===== Material provided
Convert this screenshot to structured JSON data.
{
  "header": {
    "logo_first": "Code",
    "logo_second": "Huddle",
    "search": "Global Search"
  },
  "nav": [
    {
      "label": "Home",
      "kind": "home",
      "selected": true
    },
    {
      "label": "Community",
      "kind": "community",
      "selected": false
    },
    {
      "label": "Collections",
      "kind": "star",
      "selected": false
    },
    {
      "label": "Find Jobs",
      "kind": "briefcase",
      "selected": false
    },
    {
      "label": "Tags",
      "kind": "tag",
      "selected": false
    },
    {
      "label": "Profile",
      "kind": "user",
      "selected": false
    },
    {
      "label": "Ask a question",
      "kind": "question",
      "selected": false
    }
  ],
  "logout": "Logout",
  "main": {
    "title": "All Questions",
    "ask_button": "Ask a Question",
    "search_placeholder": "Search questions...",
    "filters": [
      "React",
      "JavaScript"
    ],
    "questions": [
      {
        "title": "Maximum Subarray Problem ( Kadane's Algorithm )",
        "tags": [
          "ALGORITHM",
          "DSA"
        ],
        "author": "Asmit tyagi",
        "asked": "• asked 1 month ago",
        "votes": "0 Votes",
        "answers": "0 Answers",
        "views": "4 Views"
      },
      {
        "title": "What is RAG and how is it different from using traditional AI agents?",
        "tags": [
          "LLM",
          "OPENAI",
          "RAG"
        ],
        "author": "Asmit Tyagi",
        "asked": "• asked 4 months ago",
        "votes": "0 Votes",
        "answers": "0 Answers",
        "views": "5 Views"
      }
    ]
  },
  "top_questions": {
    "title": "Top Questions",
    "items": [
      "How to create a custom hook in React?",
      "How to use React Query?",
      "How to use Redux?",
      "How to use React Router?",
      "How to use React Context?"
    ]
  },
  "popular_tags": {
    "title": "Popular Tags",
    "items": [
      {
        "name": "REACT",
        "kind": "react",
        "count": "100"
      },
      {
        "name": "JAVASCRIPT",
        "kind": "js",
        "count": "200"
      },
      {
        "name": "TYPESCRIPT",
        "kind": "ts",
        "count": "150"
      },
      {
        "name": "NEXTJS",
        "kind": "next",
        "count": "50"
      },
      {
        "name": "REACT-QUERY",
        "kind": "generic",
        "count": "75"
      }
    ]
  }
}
==========
Print the records above exactly as they appear.

Convert this screenshot to structured JSON data.
{
  "header": {
    "logo_first": "Code",
    "logo_second": "Huddle",
    "search": "Global Search"
  },
  "nav": [
    {
      "label": "Home",
      "kind": "home",
      "selected": true
    },
    {
      "label": "Community",
      "kind": "community",
      "selected": false
    },
    {
      "label": "Collections",
      "kind": "star",
      "selected": false
    },
    {
      "label": "Find Jobs",
      "kind": "briefcase",
      "selected": false
    },
    {
      "label": "Tags",
      "kind": "tag",
      "selected": false
    },
    {
      "label": "Profile",
      "kind": "user",
      "selected": false
    },
    {
      "label": "Ask a question",
      "kind": "question",
      "selected": false
    }
  ],
  "logout": "Logout",
  "main": {
    "title": "All Questions",
    "ask_button": "Ask a Question",
    "search_placeholder": "Search questions...",
    "filters": [
      "React",
      "JavaScript"
    ],
    "questions": [
      {
        "title": "Maximum Subarray Problem ( Kadane's Algorithm )",
        "tags": [
          "ALGORITHM",
          "DSA"
        ],
        "author": "Asmit tyagi",
        "asked": "• asked 1 month ago",
        "votes": "0 Votes",
        "answers": "0 Answers",
        "views": "4 Views"
      },
      {
        "title": "What is RAG and how is it different from using traditional AI agents?",
        "tags": [
          "LLM",
          "OPENAI",
          "RAG"
        ],
        "author": "Asmit Tyagi",
        "asked": "• asked 4 months ago",
        "votes": "0 Votes",
        "answers": "0 Answers",
        "views": "5 Views"
      }
    ]
  },
  "top_questions": {
    "title": "Top Questions",
    "items": [
      "How to create a custom hook in React?",
      "How to use React Query?",
      "How to use Redux?",
      "How to use React Router?",
      "How to use React Context?"
    ]
  },
  "popular_tags": {
    "title": "Popular Tags",
    "items": [
      {
        "name": "REACT",
        "kind": "react",
        "count": "100"
      },
      {
        "name": "JAVASCRIPT",
        "kind": "js",
        "count": "200"
      },
      {
        "name": "TYPESCRIPT",
        "kind": "ts",
        "count": "150"
      },
      {
        "name": "NEXTJS",
        "kind": "next",
        "count": "50"
      },
      {
        "name": "REACT-QUERY",
        "kind": "generic",
        "count": "75"
      }
    ]
  }
}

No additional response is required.